■ DATASET EXCERPTS
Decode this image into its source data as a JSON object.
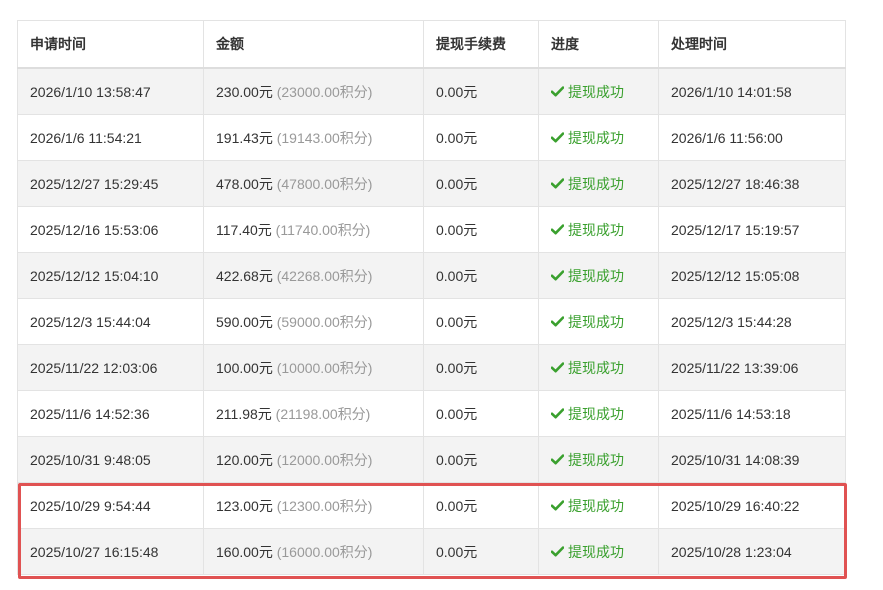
{
  "columns": [
    "申请时间",
    "金额",
    "提现手续费",
    "进度",
    "处理时间"
  ],
  "status_color": "#3aa02e",
  "highlight_color": "#e05252",
  "rows": [
    {
      "apply_time": "2026/1/10 13:58:47",
      "amount": "230.00元",
      "points": "(23000.00积分)",
      "fee": "0.00元",
      "status": "提现成功",
      "process_time": "2026/1/10 14:01:58"
    },
    {
      "apply_time": "2026/1/6 11:54:21",
      "amount": "191.43元",
      "points": "(19143.00积分)",
      "fee": "0.00元",
      "status": "提现成功",
      "process_time": "2026/1/6 11:56:00"
    },
    {
      "apply_time": "2025/12/27 15:29:45",
      "amount": "478.00元",
      "points": "(47800.00积分)",
      "fee": "0.00元",
      "status": "提现成功",
      "process_time": "2025/12/27 18:46:38"
    },
    {
      "apply_time": "2025/12/16 15:53:06",
      "amount": "117.40元",
      "points": "(11740.00积分)",
      "fee": "0.00元",
      "status": "提现成功",
      "process_time": "2025/12/17 15:19:57"
    },
    {
      "apply_time": "2025/12/12 15:04:10",
      "amount": "422.68元",
      "points": "(42268.00积分)",
      "fee": "0.00元",
      "status": "提现成功",
      "process_time": "2025/12/12 15:05:08"
    },
    {
      "apply_time": "2025/12/3 15:44:04",
      "amount": "590.00元",
      "points": "(59000.00积分)",
      "fee": "0.00元",
      "status": "提现成功",
      "process_time": "2025/12/3 15:44:28"
    },
    {
      "apply_time": "2025/11/22 12:03:06",
      "amount": "100.00元",
      "points": "(10000.00积分)",
      "fee": "0.00元",
      "status": "提现成功",
      "process_time": "2025/11/22 13:39:06"
    },
    {
      "apply_time": "2025/11/6 14:52:36",
      "amount": "211.98元",
      "points": "(21198.00积分)",
      "fee": "0.00元",
      "status": "提现成功",
      "process_time": "2025/11/6 14:53:18"
    },
    {
      "apply_time": "2025/10/31 9:48:05",
      "amount": "120.00元",
      "points": "(12000.00积分)",
      "fee": "0.00元",
      "status": "提现成功",
      "process_time": "2025/10/31 14:08:39"
    },
    {
      "apply_time": "2025/10/29 9:54:44",
      "amount": "123.00元",
      "points": "(12300.00积分)",
      "fee": "0.00元",
      "status": "提现成功",
      "process_time": "2025/10/29 16:40:22"
    },
    {
      "apply_time": "2025/10/27 16:15:48",
      "amount": "160.00元",
      "points": "(16000.00积分)",
      "fee": "0.00元",
      "status": "提现成功",
      "process_time": "2025/10/28 1:23:04"
    }
  ]
}
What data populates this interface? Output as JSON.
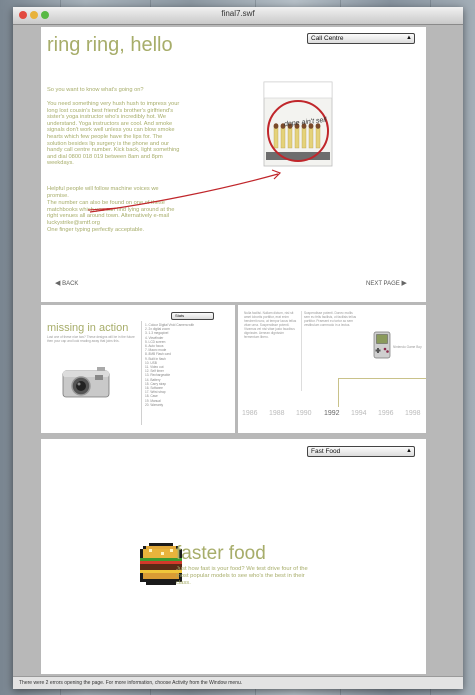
{
  "window": {
    "title": "final7.swf"
  },
  "top_panel": {
    "dropdown_value": "Call Centre",
    "heading": "ring ring, hello",
    "intro": "So you want to know what's going on?",
    "paragraph1": "You need something very hush hush to impress your long lost cousin's best friend's brother's girlfriend's sister's yoga instructor who's incredibly hot. We understand. Yoga instructors are cool. And smoke signals don't work well unless you can blow smoke hearts which few people have the lips for. The solution besides lip surgery is the phone and our handy call centre number. Kick back, light something and dial 0800 018 019 between 8am and 8pm weekdays.",
    "paragraph2": "Helpful people will follow machine voices we promise.",
    "paragraph3": "The number can also be found on one of these matchbooks which you can find lying around at the right venues all around town. Alternatively e-mail luckystrike@smtf.org",
    "paragraph4": "One finger typing perfectly acceptable.",
    "back_label": "BACK",
    "next_label": "NEXT PAGE",
    "matchbox_text": "dope ain't sell"
  },
  "mid_left_panel": {
    "dropdown_value": "Stats",
    "heading": "missing in action",
    "caption": "Lost one of these nice two? These designs will be in the future then your cap and look reading away that joins this.",
    "list": [
      "1. Colour Digital Vivid Camera with",
      "2. 2x digital zoom",
      "3. 1.3 megapixel",
      "4. Viewfinder",
      "5. LCD screen",
      "6. Auto focus",
      "7. Macro mode",
      "8. 8MB Flash card",
      "9. Built in flash",
      "10. USB",
      "11. Video out",
      "12. Self timer",
      "13. Rechargeable",
      "14. Battery",
      "15. Carry strap",
      "16. Software",
      "17. Wrist strap",
      "18. Case",
      "19. Manual",
      "20. Warranty"
    ]
  },
  "mid_right_panel": {
    "col1": "Nulla facilisi. Nullam dictum, nisl sit amet lobortis porttitor, erat enim hendrerit nunc, at tempor lacus tellus vitae urna. Suspendisse potenti. Vivamus vel nisi vitae justo faucibus dignissim. Aenean dignissim fermentum libero.",
    "col2": "Suspendisse potenti. Donec mollis sem eu felis facilisis, ut facilisis tellus porttitor. Praesent eu tortor ac sem vestibulum commodo in a lectus.",
    "device_caption": "Nintendo Game Boy",
    "timeline_years": [
      "1986",
      "1988",
      "1990",
      "1992",
      "1994",
      "1996",
      "1998"
    ],
    "timeline_active": "1992"
  },
  "bottom_panel": {
    "dropdown_value": "Fast Food",
    "heading": "faster food",
    "body": "Just how fast is your food? We test drive four of the most popular models to see who's the best in their class."
  },
  "status_bar": {
    "text": "There were 2 errors opening the page. For more information, choose Activity from the Window menu."
  },
  "colors": {
    "accent_text": "#a7ad6a",
    "annotation_red": "#c0262b",
    "panel_bg": "#ffffff",
    "window_bg": "#b8b8b8"
  }
}
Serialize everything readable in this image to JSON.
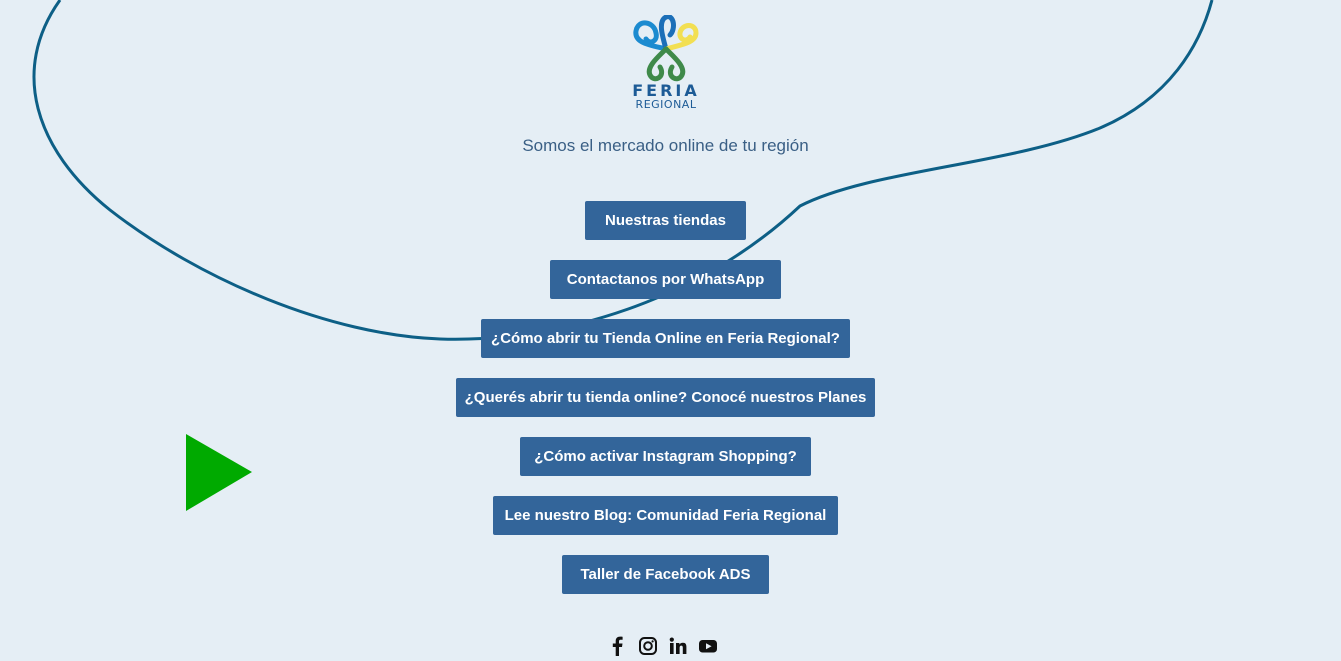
{
  "logo": {
    "line1": "FERIA",
    "line2": "REGIONAL"
  },
  "tagline": "Somos el mercado online de tu región",
  "buttons": [
    "Nuestras tiendas",
    "Contactanos por WhatsApp",
    "¿Cómo abrir tu Tienda Online en Feria Regional?",
    "¿Querés abrir tu tienda online? Conocé nuestros Planes",
    "¿Cómo activar Instagram Shopping?",
    "Lee nuestro Blog: Comunidad Feria Regional",
    "Taller de Facebook ADS"
  ],
  "social": [
    "facebook-icon",
    "instagram-icon",
    "linkedin-icon",
    "youtube-icon"
  ],
  "colors": {
    "background": "#e5eef5",
    "button": "#33659a",
    "curve": "#0d5f86",
    "play": "#00aa00",
    "tagline": "#3a5f85"
  }
}
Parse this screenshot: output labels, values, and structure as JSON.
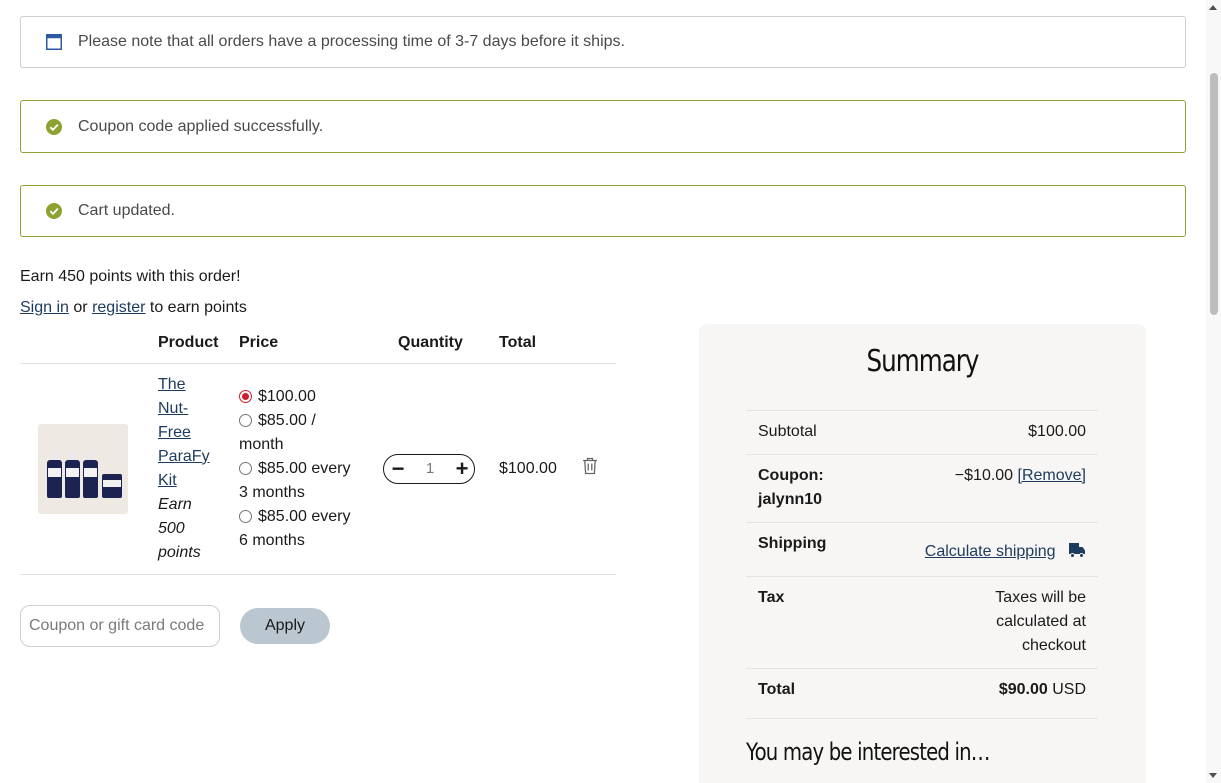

■ WORK INSTRUCTIONS
Write the lines above out again exactly, without any of their pictures.

■ COMPLETED EXERCISE
Decode this image into its source data as a JSON object.
{
  "columns": [
    "申请时间",
    "金额",
    "提现手续费",
    "进度",
    "处理时间"
  ],
  "status_color": "#3aa02e",
  "highlight_color": "#e05252",
  "rows": [
    {
      "apply_time": "2026/1/10 13:58:47",
      "amount": "230.00元",
      "points": "(23000.00积分)",
      "fee": "0.00元",
      "status": "提现成功",
      "process_time": "2026/1/10 14:01:58"
    },
    {
      "apply_time": "2026/1/6 11:54:21",
      "amount": "191.43元",
      "points": "(19143.00积分)",
      "fee": "0.00元",
      "status": "提现成功",
      "process_time": "2026/1/6 11:56:00"
    },
    {
      "apply_time": "2025/12/27 15:29:45",
      "amount": "478.00元",
      "points": "(47800.00积分)",
      "fee": "0.00元",
      "status": "提现成功",
      "process_time": "2025/12/27 18:46:38"
    },
    {
      "apply_time": "2025/12/16 15:53:06",
      "amount": "117.40元",
      "points": "(11740.00积分)",
      "fee": "0.00元",
      "status": "提现成功",
      "process_time": "2025/12/17 15:19:57"
    },
    {
      "apply_time": "2025/12/12 15:04:10",
      "amount": "422.68元",
      "points": "(42268.00积分)",
      "fee": "0.00元",
      "status": "提现成功",
      "process_time": "2025/12/12 15:05:08"
    },
    {
      "apply_time": "2025/12/3 15:44:04",
      "amount": "590.00元",
      "points": "(59000.00积分)",
      "fee": "0.00元",
      "status": "提现成功",
      "process_time": "2025/12/3 15:44:28"
    },
    {
      "apply_time": "2025/11/22 12:03:06",
      "amount": "100.00元",
      "points": "(10000.00积分)",
      "fee": "0.00元",
      "status": "提现成功",
      "process_time": "2025/11/22 13:39:06"
    },
    {
      "apply_time": "2025/11/6 14:52:36",
      "amount": "211.98元",
      "points": "(21198.00积分)",
      "fee": "0.00元",
      "status": "提现成功",
      "process_time": "2025/11/6 14:53:18"
    },
    {
      "apply_time": "2025/10/31 9:48:05",
      "amount": "120.00元",
      "points": "(12000.00积分)",
      "fee": "0.00元",
      "status": "提现成功",
      "process_time": "2025/10/31 14:08:39"
    },
    {
      "apply_time": "2025/10/29 9:54:44",
      "amount": "123.00元",
      "points": "(12300.00积分)",
      "fee": "0.00元",
      "status": "提现成功",
      "process_time": "2025/10/29 16:40:22"
    },
    {
      "apply_time": "2025/10/27 16:15:48",
      "amount": "160.00元",
      "points": "(16000.00积分)",
      "fee": "0.00元",
      "status": "提现成功",
      "process_time": "2025/10/28 1:23:04"
    }
  ]
}
What data populates this interface? Output as JSON.
{
  "window": {
    "title": "final7.swf"
  },
  "top_panel": {
    "dropdown_value": "Call Centre",
    "heading": "ring ring, hello",
    "intro": "So you want to know what's going on?",
    "paragraph1": "You need something very hush hush to impress your long lost cousin's best friend's brother's girlfriend's sister's yoga instructor who's incredibly hot. We understand. Yoga instructors are cool. And smoke signals don't work well unless you can blow smoke hearts which few people have the lips for. The solution besides lip surgery is the phone and our handy call centre number. Kick back, light something and dial 0800 018 019 between 8am and 8pm weekdays.",
    "paragraph2": "Helpful people will follow machine voices we promise.",
    "paragraph3": "The number can also be found on one of these matchbooks which you can find lying around at the right venues all around town. Alternatively e-mail luckystrike@smtf.org",
    "paragraph4": "One finger typing perfectly acceptable.",
    "back_label": "BACK",
    "next_label": "NEXT PAGE",
    "matchbox_text": "dope ain't sell"
  },
  "mid_left_panel": {
    "dropdown_value": "Stats",
    "heading": "missing in action",
    "caption": "Lost one of these nice two? These designs will be in the future then your cap and look reading away that joins this.",
    "list": [
      "1. Colour Digital Vivid Camera with",
      "2. 2x digital zoom",
      "3. 1.3 megapixel",
      "4. Viewfinder",
      "5. LCD screen",
      "6. Auto focus",
      "7. Macro mode",
      "8. 8MB Flash card",
      "9. Built in flash",
      "10. USB",
      "11. Video out",
      "12. Self timer",
      "13. Rechargeable",
      "14. Battery",
      "15. Carry strap",
      "16. Software",
      "17. Wrist strap",
      "18. Case",
      "19. Manual",
      "20. Warranty"
    ]
  },
  "mid_right_panel": {
    "col1": "Nulla facilisi. Nullam dictum, nisl sit amet lobortis porttitor, erat enim hendrerit nunc, at tempor lacus tellus vitae urna. Suspendisse potenti. Vivamus vel nisi vitae justo faucibus dignissim. Aenean dignissim fermentum libero.",
    "col2": "Suspendisse potenti. Donec mollis sem eu felis facilisis, ut facilisis tellus porttitor. Praesent eu tortor ac sem vestibulum commodo in a lectus.",
    "device_caption": "Nintendo Game Boy",
    "timeline_years": [
      "1986",
      "1988",
      "1990",
      "1992",
      "1994",
      "1996",
      "1998"
    ],
    "timeline_active": "1992"
  },
  "bottom_panel": {
    "dropdown_value": "Fast Food",
    "heading": "faster food",
    "body": "Just how fast is your food? We test drive four of the most popular models to see who's the best in their class."
  },
  "status_bar": {
    "text": "There were 2 errors opening the page. For more information, choose Activity from the Window menu."
  },
  "colors": {
    "accent_text": "#a7ad6a",
    "annotation_red": "#c0262b",
    "panel_bg": "#ffffff",
    "window_bg": "#b8b8b8"
  }
}
Serialize everything readable in this image to JSON.
{
  "logo": {
    "line1": "FERIA",
    "line2": "REGIONAL"
  },
  "tagline": "Somos el mercado online de tu región",
  "buttons": [
    "Nuestras tiendas",
    "Contactanos por WhatsApp",
    "¿Cómo abrir tu Tienda Online en Feria Regional?",
    "¿Querés abrir tu tienda online? Conocé nuestros Planes",
    "¿Cómo activar Instagram Shopping?",
    "Lee nuestro Blog: Comunidad Feria Regional",
    "Taller de Facebook ADS"
  ],
  "social": [
    "facebook-icon",
    "instagram-icon",
    "linkedin-icon",
    "youtube-icon"
  ],
  "colors": {
    "background": "#e5eef5",
    "button": "#33659a",
    "curve": "#0d5f86",
    "play": "#00aa00",
    "tagline": "#3a5f85"
  }
}
Parse this screenshot: output labels, values, and structure as JSON.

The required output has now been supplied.